START Records shown

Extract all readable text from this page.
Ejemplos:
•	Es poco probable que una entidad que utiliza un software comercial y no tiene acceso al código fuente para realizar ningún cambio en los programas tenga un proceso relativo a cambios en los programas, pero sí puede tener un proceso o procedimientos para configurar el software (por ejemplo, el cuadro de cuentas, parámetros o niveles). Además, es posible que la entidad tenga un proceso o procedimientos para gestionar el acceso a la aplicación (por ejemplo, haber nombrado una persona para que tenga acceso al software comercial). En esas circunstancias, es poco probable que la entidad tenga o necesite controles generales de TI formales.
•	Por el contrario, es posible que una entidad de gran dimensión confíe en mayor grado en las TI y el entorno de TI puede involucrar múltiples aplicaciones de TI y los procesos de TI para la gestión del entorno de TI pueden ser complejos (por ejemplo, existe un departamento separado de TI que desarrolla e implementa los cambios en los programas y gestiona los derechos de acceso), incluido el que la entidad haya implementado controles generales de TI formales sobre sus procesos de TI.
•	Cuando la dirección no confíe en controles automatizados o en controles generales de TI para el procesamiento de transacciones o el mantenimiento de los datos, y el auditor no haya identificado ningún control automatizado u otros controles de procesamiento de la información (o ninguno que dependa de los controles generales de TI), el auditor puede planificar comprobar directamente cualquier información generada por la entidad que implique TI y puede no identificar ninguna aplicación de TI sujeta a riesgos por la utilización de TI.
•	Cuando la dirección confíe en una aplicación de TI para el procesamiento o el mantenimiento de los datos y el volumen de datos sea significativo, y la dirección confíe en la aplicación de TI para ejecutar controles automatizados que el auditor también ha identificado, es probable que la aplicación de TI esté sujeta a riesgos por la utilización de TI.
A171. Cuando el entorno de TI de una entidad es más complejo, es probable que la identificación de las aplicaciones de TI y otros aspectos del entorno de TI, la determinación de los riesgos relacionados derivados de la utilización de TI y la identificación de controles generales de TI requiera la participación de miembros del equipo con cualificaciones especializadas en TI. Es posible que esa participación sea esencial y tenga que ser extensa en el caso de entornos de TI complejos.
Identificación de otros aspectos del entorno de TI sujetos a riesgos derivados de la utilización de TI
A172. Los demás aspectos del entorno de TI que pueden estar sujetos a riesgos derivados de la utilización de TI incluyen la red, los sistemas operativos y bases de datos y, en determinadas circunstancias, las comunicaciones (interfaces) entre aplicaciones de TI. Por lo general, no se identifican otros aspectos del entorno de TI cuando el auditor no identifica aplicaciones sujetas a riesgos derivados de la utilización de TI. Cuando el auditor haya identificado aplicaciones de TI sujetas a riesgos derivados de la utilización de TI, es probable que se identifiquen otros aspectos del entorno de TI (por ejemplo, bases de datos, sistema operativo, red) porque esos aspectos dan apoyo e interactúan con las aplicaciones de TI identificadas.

END Records shown

Work to be completed:
Gather each line in these records that contains the string "automatizados".

Problem solution:
•	Cuando la dirección no confíe en controles automatizados o en controles generales de TI para el procesamiento de transacciones o el mantenimiento de los datos, y el auditor no haya identificado ningún control automatizado u otros controles de procesamiento de la información (o ninguno que dependa de los controles generales de TI), el auditor puede planificar comprobar directamente cualquier información generada por la entidad que implique TI y puede no identificar ninguna aplicación de TI sujeta a riesgos por la utilización de TI.
•	Cuando la dirección confíe en una aplicación de TI para el procesamiento o el mantenimiento de los datos y el volumen de datos sea significativo, y la dirección confíe en la aplicación de TI para ejecutar controles automatizados que el auditor también ha identificado, es probable que la aplicación de TI esté sujeta a riesgos por la utilización de TI.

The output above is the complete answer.